- Request -
Transcribe the data that follows precisely, omitting nothing.

>> START Data lines

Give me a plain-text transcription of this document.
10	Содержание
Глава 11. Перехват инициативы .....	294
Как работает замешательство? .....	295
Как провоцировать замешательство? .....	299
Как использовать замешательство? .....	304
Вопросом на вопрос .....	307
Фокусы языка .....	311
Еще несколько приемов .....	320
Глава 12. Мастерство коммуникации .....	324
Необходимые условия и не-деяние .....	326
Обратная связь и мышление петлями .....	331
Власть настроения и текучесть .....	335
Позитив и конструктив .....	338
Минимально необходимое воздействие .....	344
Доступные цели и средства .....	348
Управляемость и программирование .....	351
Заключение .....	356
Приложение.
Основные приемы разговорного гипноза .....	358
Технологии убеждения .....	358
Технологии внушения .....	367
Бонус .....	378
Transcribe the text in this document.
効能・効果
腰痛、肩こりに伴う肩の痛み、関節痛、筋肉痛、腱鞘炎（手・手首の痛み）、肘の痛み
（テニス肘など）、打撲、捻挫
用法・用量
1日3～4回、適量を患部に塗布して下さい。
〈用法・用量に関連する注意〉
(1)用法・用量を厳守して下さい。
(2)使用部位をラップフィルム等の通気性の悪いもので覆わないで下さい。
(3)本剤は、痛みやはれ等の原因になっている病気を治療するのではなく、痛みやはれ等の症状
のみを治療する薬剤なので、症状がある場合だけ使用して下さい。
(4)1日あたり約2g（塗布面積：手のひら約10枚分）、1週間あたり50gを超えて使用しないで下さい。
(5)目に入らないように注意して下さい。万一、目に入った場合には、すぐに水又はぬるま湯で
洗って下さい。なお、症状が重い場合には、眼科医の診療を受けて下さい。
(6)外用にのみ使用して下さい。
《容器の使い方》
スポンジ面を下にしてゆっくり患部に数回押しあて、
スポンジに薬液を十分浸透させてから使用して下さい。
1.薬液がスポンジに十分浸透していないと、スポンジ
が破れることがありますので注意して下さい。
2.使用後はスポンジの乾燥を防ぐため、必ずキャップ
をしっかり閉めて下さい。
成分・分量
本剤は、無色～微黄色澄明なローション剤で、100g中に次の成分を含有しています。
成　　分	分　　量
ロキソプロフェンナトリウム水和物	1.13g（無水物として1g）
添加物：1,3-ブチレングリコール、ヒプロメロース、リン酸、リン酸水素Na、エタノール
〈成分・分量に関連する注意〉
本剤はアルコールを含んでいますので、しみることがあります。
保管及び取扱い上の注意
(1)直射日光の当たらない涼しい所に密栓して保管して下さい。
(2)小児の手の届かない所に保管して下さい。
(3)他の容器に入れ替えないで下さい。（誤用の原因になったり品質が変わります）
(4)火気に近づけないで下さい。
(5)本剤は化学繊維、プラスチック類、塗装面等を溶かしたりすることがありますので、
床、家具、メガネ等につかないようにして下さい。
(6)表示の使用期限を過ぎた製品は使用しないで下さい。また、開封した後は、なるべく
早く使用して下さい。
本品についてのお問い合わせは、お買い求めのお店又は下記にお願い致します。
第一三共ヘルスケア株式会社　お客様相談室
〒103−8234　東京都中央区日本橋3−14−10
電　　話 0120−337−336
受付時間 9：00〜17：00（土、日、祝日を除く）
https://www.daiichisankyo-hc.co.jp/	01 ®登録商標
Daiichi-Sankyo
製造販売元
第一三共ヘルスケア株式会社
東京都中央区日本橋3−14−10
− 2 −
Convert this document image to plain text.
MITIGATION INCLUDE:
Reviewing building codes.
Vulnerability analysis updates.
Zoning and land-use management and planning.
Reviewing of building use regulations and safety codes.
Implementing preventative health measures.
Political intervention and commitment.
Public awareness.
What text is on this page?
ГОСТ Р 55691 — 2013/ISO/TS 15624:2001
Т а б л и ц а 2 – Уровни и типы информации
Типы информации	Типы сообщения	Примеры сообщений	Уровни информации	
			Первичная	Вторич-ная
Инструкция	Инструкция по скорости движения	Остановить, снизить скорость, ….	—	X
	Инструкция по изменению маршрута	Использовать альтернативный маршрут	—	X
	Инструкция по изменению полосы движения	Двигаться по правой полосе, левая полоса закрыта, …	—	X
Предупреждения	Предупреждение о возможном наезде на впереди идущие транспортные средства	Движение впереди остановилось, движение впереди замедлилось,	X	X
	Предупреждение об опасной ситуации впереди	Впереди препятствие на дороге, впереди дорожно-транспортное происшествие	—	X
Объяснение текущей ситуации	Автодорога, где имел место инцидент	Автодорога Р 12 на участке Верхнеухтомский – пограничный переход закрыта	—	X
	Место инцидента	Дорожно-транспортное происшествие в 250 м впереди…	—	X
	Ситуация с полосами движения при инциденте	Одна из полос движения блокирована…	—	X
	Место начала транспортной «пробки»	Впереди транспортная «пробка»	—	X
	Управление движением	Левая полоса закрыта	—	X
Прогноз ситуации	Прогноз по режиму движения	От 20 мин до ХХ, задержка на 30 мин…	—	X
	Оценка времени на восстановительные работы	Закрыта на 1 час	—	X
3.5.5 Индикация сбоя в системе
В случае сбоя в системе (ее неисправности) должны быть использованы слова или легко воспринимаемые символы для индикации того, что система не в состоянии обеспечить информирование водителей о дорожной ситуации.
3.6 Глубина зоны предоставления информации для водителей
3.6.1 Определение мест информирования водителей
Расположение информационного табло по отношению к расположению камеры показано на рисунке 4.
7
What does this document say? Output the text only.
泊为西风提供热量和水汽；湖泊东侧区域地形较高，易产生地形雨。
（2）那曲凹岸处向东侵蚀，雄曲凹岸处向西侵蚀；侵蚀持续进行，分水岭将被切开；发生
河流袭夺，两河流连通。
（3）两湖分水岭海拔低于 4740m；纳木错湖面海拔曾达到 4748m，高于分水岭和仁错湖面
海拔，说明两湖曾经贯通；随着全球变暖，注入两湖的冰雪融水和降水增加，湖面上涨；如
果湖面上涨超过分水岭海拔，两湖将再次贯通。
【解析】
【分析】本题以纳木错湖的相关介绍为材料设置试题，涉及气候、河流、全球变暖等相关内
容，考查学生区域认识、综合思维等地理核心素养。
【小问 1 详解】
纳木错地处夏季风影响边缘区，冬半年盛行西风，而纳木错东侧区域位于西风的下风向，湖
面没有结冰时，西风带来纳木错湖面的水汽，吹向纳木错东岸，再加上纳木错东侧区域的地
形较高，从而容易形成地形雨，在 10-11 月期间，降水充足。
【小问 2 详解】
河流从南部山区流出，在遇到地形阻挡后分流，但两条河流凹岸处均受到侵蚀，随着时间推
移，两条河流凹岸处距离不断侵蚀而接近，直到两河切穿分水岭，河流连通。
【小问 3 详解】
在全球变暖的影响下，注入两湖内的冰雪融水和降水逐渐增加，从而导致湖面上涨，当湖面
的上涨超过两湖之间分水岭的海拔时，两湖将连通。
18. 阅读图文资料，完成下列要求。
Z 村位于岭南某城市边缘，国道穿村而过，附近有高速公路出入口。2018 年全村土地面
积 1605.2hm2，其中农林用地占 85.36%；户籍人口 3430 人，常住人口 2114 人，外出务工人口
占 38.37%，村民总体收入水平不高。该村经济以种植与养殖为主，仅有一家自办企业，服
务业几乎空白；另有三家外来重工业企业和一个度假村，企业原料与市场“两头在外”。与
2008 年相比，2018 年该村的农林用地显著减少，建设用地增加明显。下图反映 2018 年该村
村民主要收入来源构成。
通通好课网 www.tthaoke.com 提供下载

>> END Data lines

- Complete answer -
Give me a plain-text transcription of this document.
10	Содержание
Глава 11. Перехват инициативы .....	294
Как работает замешательство? .....	295
Как провоцировать замешательство? .....	299
Как использовать замешательство? .....	304
Вопросом на вопрос .....	307
Фокусы языка .....	311
Еще несколько приемов .....	320
Глава 12. Мастерство коммуникации .....	324
Необходимые условия и не-деяние .....	326
Обратная связь и мышление петлями .....	331
Власть настроения и текучесть .....	335
Позитив и конструктив .....	338
Минимально необходимое воздействие .....	344
Доступные цели и средства .....	348
Управляемость и программирование .....	351
Заключение .....	356
Приложение.
Основные приемы разговорного гипноза .....	358
Технологии убеждения .....	358
Технологии внушения .....	367
Бонус .....	378
Transcribe the text in this document.
効能・効果
腰痛、肩こりに伴う肩の痛み、関節痛、筋肉痛、腱鞘炎（手・手首の痛み）、肘の痛み
（テニス肘など）、打撲、捻挫
用法・用量
1日3～4回、適量を患部に塗布して下さい。
〈用法・用量に関連する注意〉
(1)用法・用量を厳守して下さい。
(2)使用部位をラップフィルム等の通気性の悪いもので覆わないで下さい。
(3)本剤は、痛みやはれ等の原因になっている病気を治療するのではなく、痛みやはれ等の症状
のみを治療する薬剤なので、症状がある場合だけ使用して下さい。
(4)1日あたり約2g（塗布面積：手のひら約10枚分）、1週間あたり50gを超えて使用しないで下さい。
(5)目に入らないように注意して下さい。万一、目に入った場合には、すぐに水又はぬるま湯で
洗って下さい。なお、症状が重い場合には、眼科医の診療を受けて下さい。
(6)外用にのみ使用して下さい。
《容器の使い方》
スポンジ面を下にしてゆっくり患部に数回押しあて、
スポンジに薬液を十分浸透させてから使用して下さい。
1.薬液がスポンジに十分浸透していないと、スポンジ
が破れることがありますので注意して下さい。
2.使用後はスポンジの乾燥を防ぐため、必ずキャップ
をしっかり閉めて下さい。
成分・分量
本剤は、無色～微黄色澄明なローション剤で、100g中に次の成分を含有しています。
成　　分	分　　量
ロキソプロフェンナトリウム水和物	1.13g（無水物として1g）
添加物：1,3-ブチレングリコール、ヒプロメロース、リン酸、リン酸水素Na、エタノール
〈成分・分量に関連する注意〉
本剤はアルコールを含んでいますので、しみることがあります。
保管及び取扱い上の注意
(1)直射日光の当たらない涼しい所に密栓して保管して下さい。
(2)小児の手の届かない所に保管して下さい。
(3)他の容器に入れ替えないで下さい。（誤用の原因になったり品質が変わります）
(4)火気に近づけないで下さい。
(5)本剤は化学繊維、プラスチック類、塗装面等を溶かしたりすることがありますので、
床、家具、メガネ等につかないようにして下さい。
(6)表示の使用期限を過ぎた製品は使用しないで下さい。また、開封した後は、なるべく
早く使用して下さい。
本品についてのお問い合わせは、お買い求めのお店又は下記にお願い致します。
第一三共ヘルスケア株式会社　お客様相談室
〒103−8234　東京都中央区日本橋3−14−10
電　　話 0120−337−336
受付時間 9：00〜17：00（土、日、祝日を除く）
https://www.daiichisankyo-hc.co.jp/	01 ®登録商標
Daiichi-Sankyo
製造販売元
第一三共ヘルスケア株式会社
東京都中央区日本橋3−14−10
− 2 −
Convert this document image to plain text.
MITIGATION INCLUDE:
Reviewing building codes.
Vulnerability analysis updates.
Zoning and land-use management and planning.
Reviewing of building use regulations and safety codes.
Implementing preventative health measures.
Political intervention and commitment.
Public awareness.
What text is on this page?
ГОСТ Р 55691 — 2013/ISO/TS 15624:2001
Т а б л и ц а 2 – Уровни и типы информации
Типы информации	Типы сообщения	Примеры сообщений	Уровни информации	
			Первичная	Вторич-ная
Инструкция	Инструкция по скорости движения	Остановить, снизить скорость, ….	—	X
	Инструкция по изменению маршрута	Использовать альтернативный маршрут	—	X
	Инструкция по изменению полосы движения	Двигаться по правой полосе, левая полоса закрыта, …	—	X
Предупреждения	Предупреждение о возможном наезде на впереди идущие транспортные средства	Движение впереди остановилось, движение впереди замедлилось,	X	X
	Предупреждение об опасной ситуации впереди	Впереди препятствие на дороге, впереди дорожно-транспортное происшествие	—	X
Объяснение текущей ситуации	Автодорога, где имел место инцидент	Автодорога Р 12 на участке Верхнеухтомский – пограничный переход закрыта	—	X
	Место инцидента	Дорожно-транспортное происшествие в 250 м впереди…	—	X
	Ситуация с полосами движения при инциденте	Одна из полос движения блокирована…	—	X
	Место начала транспортной «пробки»	Впереди транспортная «пробка»	—	X
	Управление движением	Левая полоса закрыта	—	X
Прогноз ситуации	Прогноз по режиму движения	От 20 мин до ХХ, задержка на 30 мин…	—	X
	Оценка времени на восстановительные работы	Закрыта на 1 час	—	X
3.5.5 Индикация сбоя в системе
В случае сбоя в системе (ее неисправности) должны быть использованы слова или легко воспринимаемые символы для индикации того, что система не в состоянии обеспечить информирование водителей о дорожной ситуации.
3.6 Глубина зоны предоставления информации для водителей
3.6.1 Определение мест информирования водителей
Расположение информационного табло по отношению к расположению камеры показано на рисунке 4.
7
What does this document say? Output the text only.
泊为西风提供热量和水汽；湖泊东侧区域地形较高，易产生地形雨。
（2）那曲凹岸处向东侵蚀，雄曲凹岸处向西侵蚀；侵蚀持续进行，分水岭将被切开；发生
河流袭夺，两河流连通。
（3）两湖分水岭海拔低于 4740m；纳木错湖面海拔曾达到 4748m，高于分水岭和仁错湖面
海拔，说明两湖曾经贯通；随着全球变暖，注入两湖的冰雪融水和降水增加，湖面上涨；如
果湖面上涨超过分水岭海拔，两湖将再次贯通。
【解析】
【分析】本题以纳木错湖的相关介绍为材料设置试题，涉及气候、河流、全球变暖等相关内
容，考查学生区域认识、综合思维等地理核心素养。
【小问 1 详解】
纳木错地处夏季风影响边缘区，冬半年盛行西风，而纳木错东侧区域位于西风的下风向，湖
面没有结冰时，西风带来纳木错湖面的水汽，吹向纳木错东岸，再加上纳木错东侧区域的地
形较高，从而容易形成地形雨，在 10-11 月期间，降水充足。
【小问 2 详解】
河流从南部山区流出，在遇到地形阻挡后分流，但两条河流凹岸处均受到侵蚀，随着时间推
移，两条河流凹岸处距离不断侵蚀而接近，直到两河切穿分水岭，河流连通。
【小问 3 详解】
在全球变暖的影响下，注入两湖内的冰雪融水和降水逐渐增加，从而导致湖面上涨，当湖面
的上涨超过两湖之间分水岭的海拔时，两湖将连通。
18. 阅读图文资料，完成下列要求。
Z 村位于岭南某城市边缘，国道穿村而过，附近有高速公路出入口。2018 年全村土地面
积 1605.2hm2，其中农林用地占 85.36%；户籍人口 3430 人，常住人口 2114 人，外出务工人口
占 38.37%，村民总体收入水平不高。该村经济以种植与养殖为主，仅有一家自办企业，服
务业几乎空白；另有三家外来重工业企业和一个度假村，企业原料与市场“两头在外”。与
2008 年相比，2018 年该村的农林用地显著减少，建设用地增加明显。下图反映 2018 年该村
村民主要收入来源构成。
通通好课网 www.tthaoke.com 提供下载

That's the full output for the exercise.